What you need to do —
Would you quote every entry exactly, dropping only the pictures?

Material for this task —
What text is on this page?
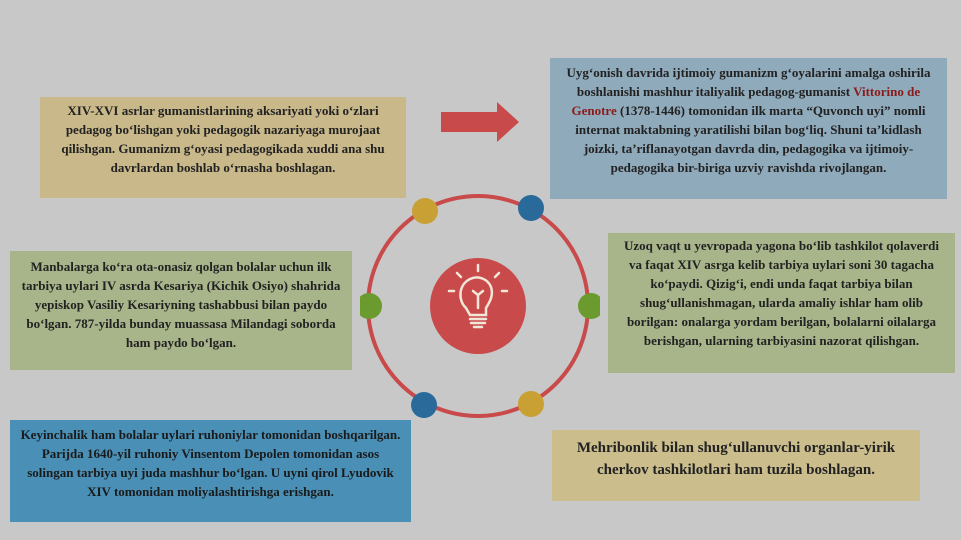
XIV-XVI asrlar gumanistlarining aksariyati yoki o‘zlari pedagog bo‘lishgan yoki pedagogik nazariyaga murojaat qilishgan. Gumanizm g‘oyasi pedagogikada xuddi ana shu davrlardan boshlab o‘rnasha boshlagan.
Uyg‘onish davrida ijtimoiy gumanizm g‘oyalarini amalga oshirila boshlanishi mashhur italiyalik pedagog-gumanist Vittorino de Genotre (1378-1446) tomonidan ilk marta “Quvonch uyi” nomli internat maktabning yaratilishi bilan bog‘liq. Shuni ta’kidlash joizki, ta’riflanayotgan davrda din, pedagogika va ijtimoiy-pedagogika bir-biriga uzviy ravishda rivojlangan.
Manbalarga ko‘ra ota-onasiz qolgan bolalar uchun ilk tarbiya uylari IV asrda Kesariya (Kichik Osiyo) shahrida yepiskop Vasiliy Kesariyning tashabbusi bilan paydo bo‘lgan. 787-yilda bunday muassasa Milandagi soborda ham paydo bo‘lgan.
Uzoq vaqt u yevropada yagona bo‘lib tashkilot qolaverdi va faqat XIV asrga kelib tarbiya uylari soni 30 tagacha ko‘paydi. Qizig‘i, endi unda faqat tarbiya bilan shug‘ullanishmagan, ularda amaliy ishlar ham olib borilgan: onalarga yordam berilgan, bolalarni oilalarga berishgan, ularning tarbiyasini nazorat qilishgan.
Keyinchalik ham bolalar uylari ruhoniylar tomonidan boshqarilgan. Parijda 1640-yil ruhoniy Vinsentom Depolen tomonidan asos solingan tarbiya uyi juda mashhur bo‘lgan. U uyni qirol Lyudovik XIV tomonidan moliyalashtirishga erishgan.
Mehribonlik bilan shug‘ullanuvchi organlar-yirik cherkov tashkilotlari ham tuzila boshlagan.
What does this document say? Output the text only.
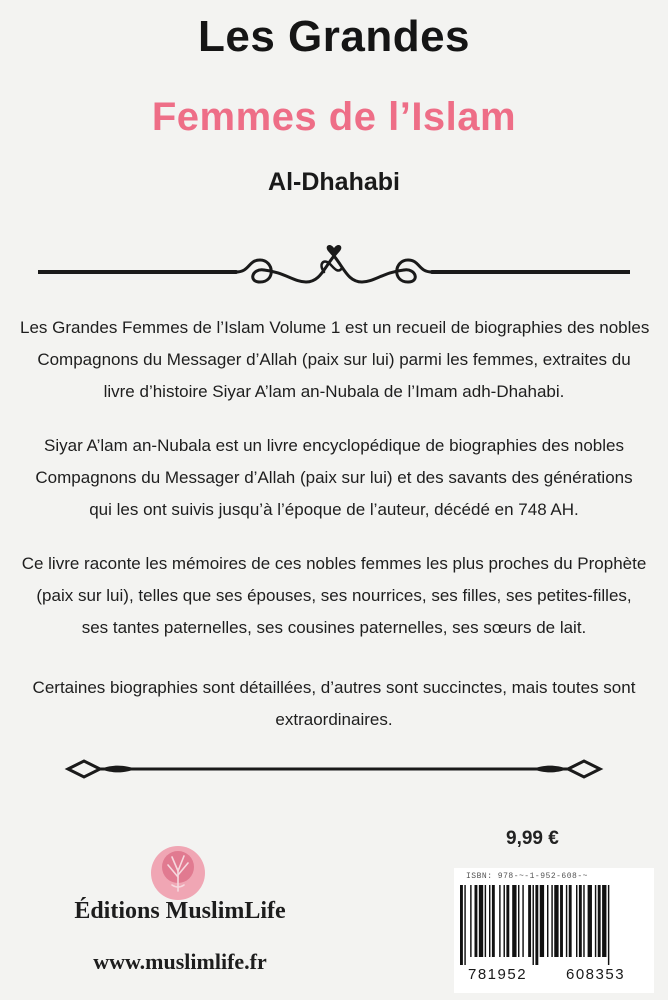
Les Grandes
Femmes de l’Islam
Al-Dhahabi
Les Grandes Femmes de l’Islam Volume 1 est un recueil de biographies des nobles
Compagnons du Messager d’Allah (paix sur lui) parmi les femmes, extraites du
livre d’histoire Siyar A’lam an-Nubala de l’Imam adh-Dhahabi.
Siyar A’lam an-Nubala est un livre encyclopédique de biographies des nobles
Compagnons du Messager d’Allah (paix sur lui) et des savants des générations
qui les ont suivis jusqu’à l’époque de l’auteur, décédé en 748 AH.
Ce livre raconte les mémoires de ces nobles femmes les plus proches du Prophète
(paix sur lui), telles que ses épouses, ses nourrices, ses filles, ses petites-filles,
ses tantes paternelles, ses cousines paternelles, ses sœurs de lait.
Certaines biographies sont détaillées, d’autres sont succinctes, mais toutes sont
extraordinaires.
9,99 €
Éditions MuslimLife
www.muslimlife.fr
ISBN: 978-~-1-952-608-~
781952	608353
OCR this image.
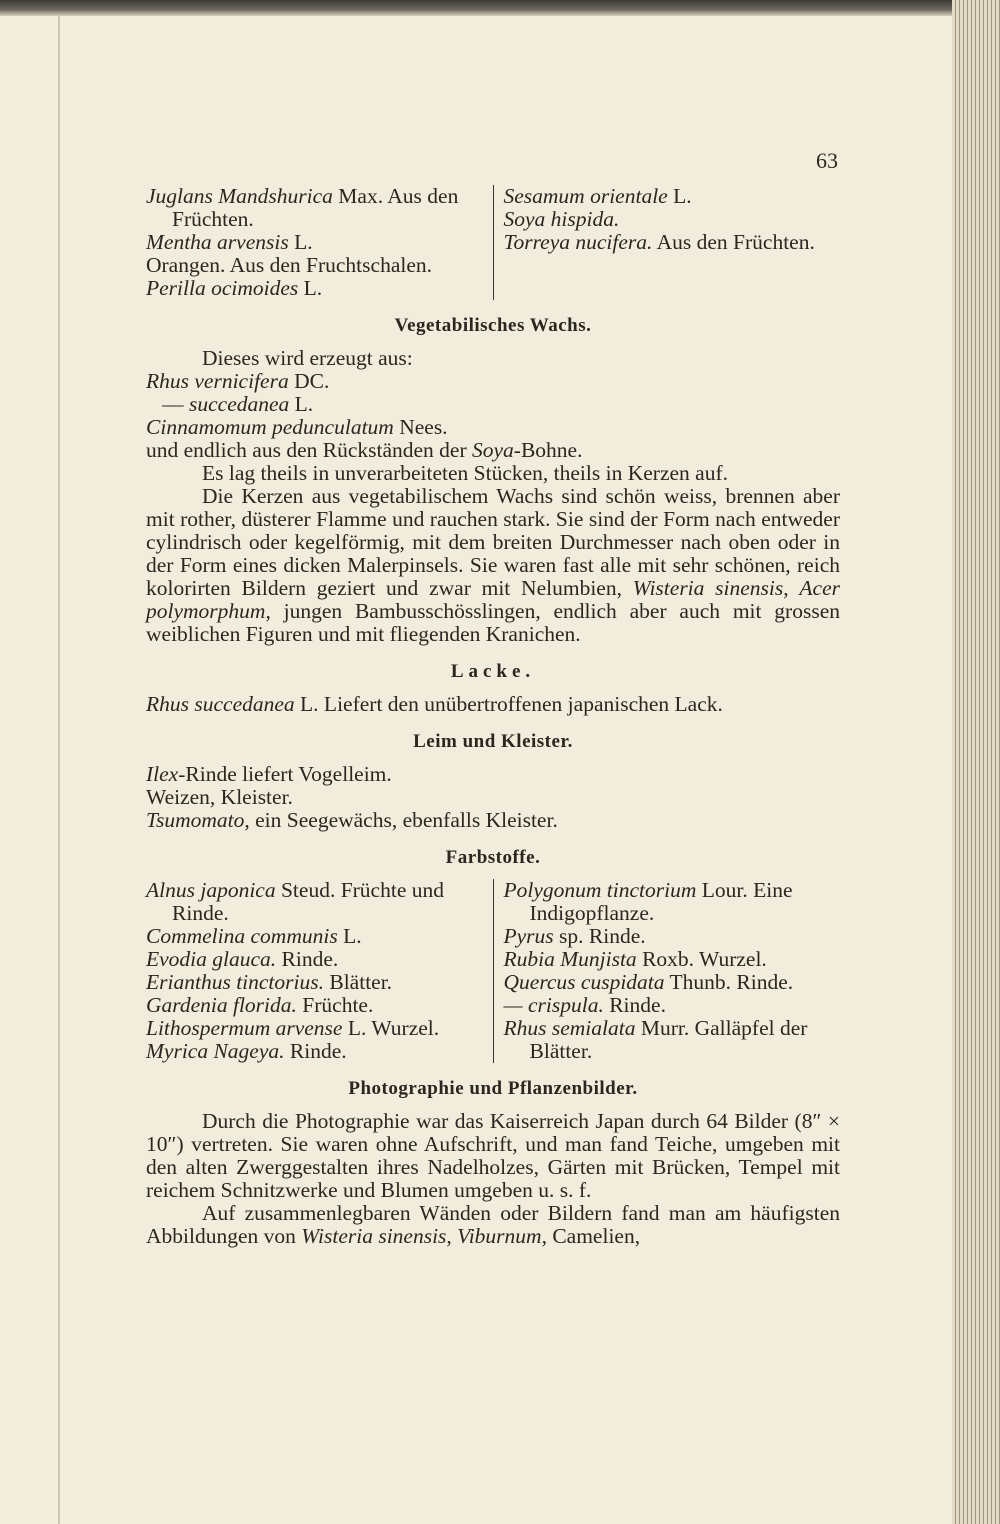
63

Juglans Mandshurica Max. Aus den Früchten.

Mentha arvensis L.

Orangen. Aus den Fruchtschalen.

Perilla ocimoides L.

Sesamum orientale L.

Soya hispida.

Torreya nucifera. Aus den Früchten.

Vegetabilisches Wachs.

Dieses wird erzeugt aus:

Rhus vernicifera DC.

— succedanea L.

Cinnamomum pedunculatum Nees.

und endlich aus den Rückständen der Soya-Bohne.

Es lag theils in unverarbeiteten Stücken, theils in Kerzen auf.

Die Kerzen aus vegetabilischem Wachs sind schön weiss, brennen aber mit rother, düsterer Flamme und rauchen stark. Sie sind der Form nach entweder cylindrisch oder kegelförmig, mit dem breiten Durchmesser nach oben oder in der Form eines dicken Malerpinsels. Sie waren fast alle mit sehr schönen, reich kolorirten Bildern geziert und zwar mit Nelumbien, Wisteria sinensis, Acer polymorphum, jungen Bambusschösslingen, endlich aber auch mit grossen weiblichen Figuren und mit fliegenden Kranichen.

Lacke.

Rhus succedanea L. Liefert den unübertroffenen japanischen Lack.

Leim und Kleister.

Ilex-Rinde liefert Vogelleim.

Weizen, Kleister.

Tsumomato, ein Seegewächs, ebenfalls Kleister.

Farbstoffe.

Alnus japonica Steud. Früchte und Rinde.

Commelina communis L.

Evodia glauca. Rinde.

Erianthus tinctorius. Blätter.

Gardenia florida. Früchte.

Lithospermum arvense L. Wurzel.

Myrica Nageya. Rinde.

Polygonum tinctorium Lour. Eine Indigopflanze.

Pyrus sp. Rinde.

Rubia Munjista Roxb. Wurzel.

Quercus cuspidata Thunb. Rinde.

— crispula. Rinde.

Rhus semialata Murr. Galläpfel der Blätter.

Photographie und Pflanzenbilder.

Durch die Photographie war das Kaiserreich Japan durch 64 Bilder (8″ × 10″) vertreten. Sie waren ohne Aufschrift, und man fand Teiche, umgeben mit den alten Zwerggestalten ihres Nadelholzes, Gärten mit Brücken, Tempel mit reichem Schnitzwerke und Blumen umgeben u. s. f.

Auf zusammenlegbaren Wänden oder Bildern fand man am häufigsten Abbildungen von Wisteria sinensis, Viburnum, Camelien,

Response for this exercise —
What text is on this page?
XIV-XVI asrlar gumanistlarining aksariyati yoki o‘zlari pedagog bo‘lishgan yoki pedagogik nazariyaga murojaat qilishgan. Gumanizm g‘oyasi pedagogikada xuddi ana shu davrlardan boshlab o‘rnasha boshlagan.
Uyg‘onish davrida ijtimoiy gumanizm g‘oyalarini amalga oshirila boshlanishi mashhur italiyalik pedagog-gumanist Vittorino de Genotre (1378-1446) tomonidan ilk marta “Quvonch uyi” nomli internat maktabning yaratilishi bilan bog‘liq. Shuni ta’kidlash joizki, ta’riflanayotgan davrda din, pedagogika va ijtimoiy-pedagogika bir-biriga uzviy ravishda rivojlangan.
Manbalarga ko‘ra ota-onasiz qolgan bolalar uchun ilk tarbiya uylari IV asrda Kesariya (Kichik Osiyo) shahrida yepiskop Vasiliy Kesariyning tashabbusi bilan paydo bo‘lgan. 787-yilda bunday muassasa Milandagi soborda ham paydo bo‘lgan.
Uzoq vaqt u yevropada yagona bo‘lib tashkilot qolaverdi va faqat XIV asrga kelib tarbiya uylari soni 30 tagacha ko‘paydi. Qizig‘i, endi unda faqat tarbiya bilan shug‘ullanishmagan, ularda amaliy ishlar ham olib borilgan: onalarga yordam berilgan, bolalarni oilalarga berishgan, ularning tarbiyasini nazorat qilishgan.
Keyinchalik ham bolalar uylari ruhoniylar tomonidan boshqarilgan. Parijda 1640-yil ruhoniy Vinsentom Depolen tomonidan asos solingan tarbiya uyi juda mashhur bo‘lgan. U uyni qirol Lyudovik XIV tomonidan moliyalashtirishga erishgan.
Mehribonlik bilan shug‘ullanuvchi organlar-yirik cherkov tashkilotlari ham tuzila boshlagan.
What does this document say? Output the text only.
Les Grandes
Femmes de l’Islam
Al-Dhahabi
Les Grandes Femmes de l’Islam Volume 1 est un recueil de biographies des nobles
Compagnons du Messager d’Allah (paix sur lui) parmi les femmes, extraites du
livre d’histoire Siyar A’lam an-Nubala de l’Imam adh-Dhahabi.
Siyar A’lam an-Nubala est un livre encyclopédique de biographies des nobles
Compagnons du Messager d’Allah (paix sur lui) et des savants des générations
qui les ont suivis jusqu’à l’époque de l’auteur, décédé en 748 AH.
Ce livre raconte les mémoires de ces nobles femmes les plus proches du Prophète
(paix sur lui), telles que ses épouses, ses nourrices, ses filles, ses petites-filles,
ses tantes paternelles, ses cousines paternelles, ses sœurs de lait.
Certaines biographies sont détaillées, d’autres sont succinctes, mais toutes sont
extraordinaires.
9,99 €
Éditions MuslimLife
www.muslimlife.fr
ISBN: 978-~-1-952-608-~
781952	608353
OCR this image.
63

Juglans Mandshurica Max. Aus den Früchten.

Mentha arvensis L.

Orangen. Aus den Fruchtschalen.

Perilla ocimoides L.

Sesamum orientale L.

Soya hispida.

Torreya nucifera. Aus den Früchten.

Vegetabilisches Wachs.

Dieses wird erzeugt aus:

Rhus vernicifera DC.

— succedanea L.

Cinnamomum pedunculatum Nees.

und endlich aus den Rückständen der Soya-Bohne.

Es lag theils in unverarbeiteten Stücken, theils in Kerzen auf.

Die Kerzen aus vegetabilischem Wachs sind schön weiss, brennen aber mit rother, düsterer Flamme und rauchen stark. Sie sind der Form nach entweder cylindrisch oder kegelförmig, mit dem breiten Durchmesser nach oben oder in der Form eines dicken Malerpinsels. Sie waren fast alle mit sehr schönen, reich kolorirten Bildern geziert und zwar mit Nelumbien, Wisteria sinensis, Acer polymorphum, jungen Bambusschösslingen, endlich aber auch mit grossen weiblichen Figuren und mit fliegenden Kranichen.

Lacke.

Rhus succedanea L. Liefert den unübertroffenen japanischen Lack.

Leim und Kleister.

Ilex-Rinde liefert Vogelleim.

Weizen, Kleister.

Tsumomato, ein Seegewächs, ebenfalls Kleister.

Farbstoffe.

Alnus japonica Steud. Früchte und Rinde.

Commelina communis L.

Evodia glauca. Rinde.

Erianthus tinctorius. Blätter.

Gardenia florida. Früchte.

Lithospermum arvense L. Wurzel.

Myrica Nageya. Rinde.

Polygonum tinctorium Lour. Eine Indigopflanze.

Pyrus sp. Rinde.

Rubia Munjista Roxb. Wurzel.

Quercus cuspidata Thunb. Rinde.

— crispula. Rinde.

Rhus semialata Murr. Galläpfel der Blätter.

Photographie und Pflanzenbilder.

Durch die Photographie war das Kaiserreich Japan durch 64 Bilder (8″ × 10″) vertreten. Sie waren ohne Aufschrift, und man fand Teiche, umgeben mit den alten Zwerggestalten ihres Nadelholzes, Gärten mit Brücken, Tempel mit reichem Schnitzwerke und Blumen umgeben u. s. f.

Auf zusammenlegbaren Wänden oder Bildern fand man am häufigsten Abbildungen von Wisteria sinensis, Viburnum, Camelien,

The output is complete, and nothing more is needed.